(Extracted data entries)
Begin

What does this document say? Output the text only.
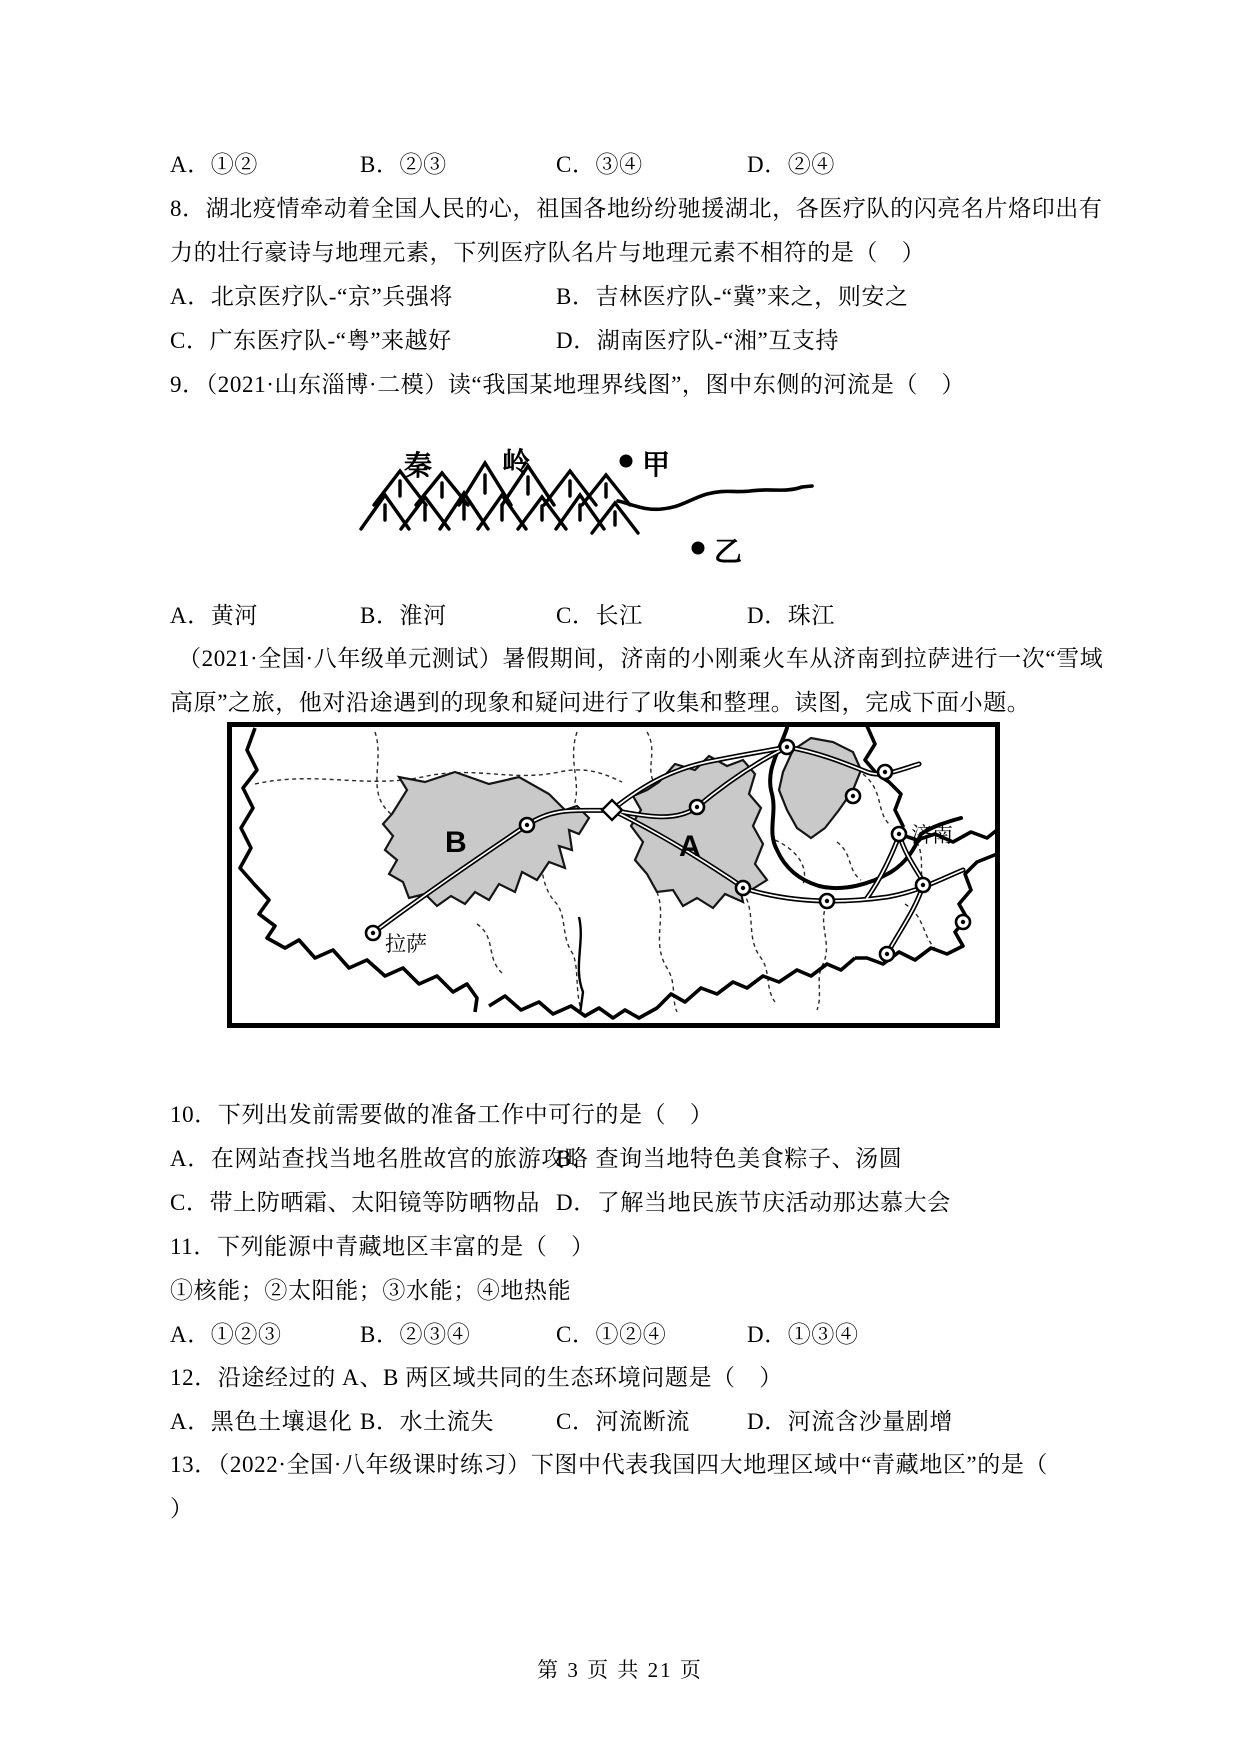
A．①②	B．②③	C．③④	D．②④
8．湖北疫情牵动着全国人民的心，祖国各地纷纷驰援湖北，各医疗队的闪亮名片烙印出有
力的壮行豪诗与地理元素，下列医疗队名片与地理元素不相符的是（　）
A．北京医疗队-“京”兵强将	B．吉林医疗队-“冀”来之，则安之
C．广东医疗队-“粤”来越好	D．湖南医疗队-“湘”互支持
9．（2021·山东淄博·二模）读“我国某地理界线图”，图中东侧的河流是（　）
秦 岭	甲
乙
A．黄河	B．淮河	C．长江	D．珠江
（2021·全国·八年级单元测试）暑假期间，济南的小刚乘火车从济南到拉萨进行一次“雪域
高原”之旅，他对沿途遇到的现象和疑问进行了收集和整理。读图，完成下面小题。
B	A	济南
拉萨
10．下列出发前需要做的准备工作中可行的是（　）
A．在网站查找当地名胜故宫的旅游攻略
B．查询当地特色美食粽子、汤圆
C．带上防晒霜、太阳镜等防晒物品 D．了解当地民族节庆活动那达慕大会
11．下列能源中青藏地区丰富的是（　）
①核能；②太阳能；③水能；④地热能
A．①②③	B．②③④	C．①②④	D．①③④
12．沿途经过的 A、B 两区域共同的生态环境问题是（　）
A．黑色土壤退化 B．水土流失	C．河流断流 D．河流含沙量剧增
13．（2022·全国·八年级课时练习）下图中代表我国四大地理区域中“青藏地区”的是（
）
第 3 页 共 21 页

End

# EXERCISE PROMPT
The listing above must be printed again exactly, minus its pictures.

# ANSWER
What does this document say? Output the text only.
A．①②	B．②③	C．③④	D．②④
8．湖北疫情牵动着全国人民的心，祖国各地纷纷驰援湖北，各医疗队的闪亮名片烙印出有
力的壮行豪诗与地理元素，下列医疗队名片与地理元素不相符的是（　）
A．北京医疗队-“京”兵强将	B．吉林医疗队-“冀”来之，则安之
C．广东医疗队-“粤”来越好	D．湖南医疗队-“湘”互支持
9．（2021·山东淄博·二模）读“我国某地理界线图”，图中东侧的河流是（　）
秦 岭	甲
乙
A．黄河	B．淮河	C．长江	D．珠江
（2021·全国·八年级单元测试）暑假期间，济南的小刚乘火车从济南到拉萨进行一次“雪域
高原”之旅，他对沿途遇到的现象和疑问进行了收集和整理。读图，完成下面小题。
B	A	济南
拉萨
10．下列出发前需要做的准备工作中可行的是（　）
A．在网站查找当地名胜故宫的旅游攻略
B．查询当地特色美食粽子、汤圆
C．带上防晒霜、太阳镜等防晒物品 D．了解当地民族节庆活动那达慕大会
11．下列能源中青藏地区丰富的是（　）
①核能；②太阳能；③水能；④地热能
A．①②③	B．②③④	C．①②④	D．①③④
12．沿途经过的 A、B 两区域共同的生态环境问题是（　）
A．黑色土壤退化 B．水土流失	C．河流断流 D．河流含沙量剧增
13．（2022·全国·八年级课时练习）下图中代表我国四大地理区域中“青藏地区”的是（
）
第 3 页 共 21 页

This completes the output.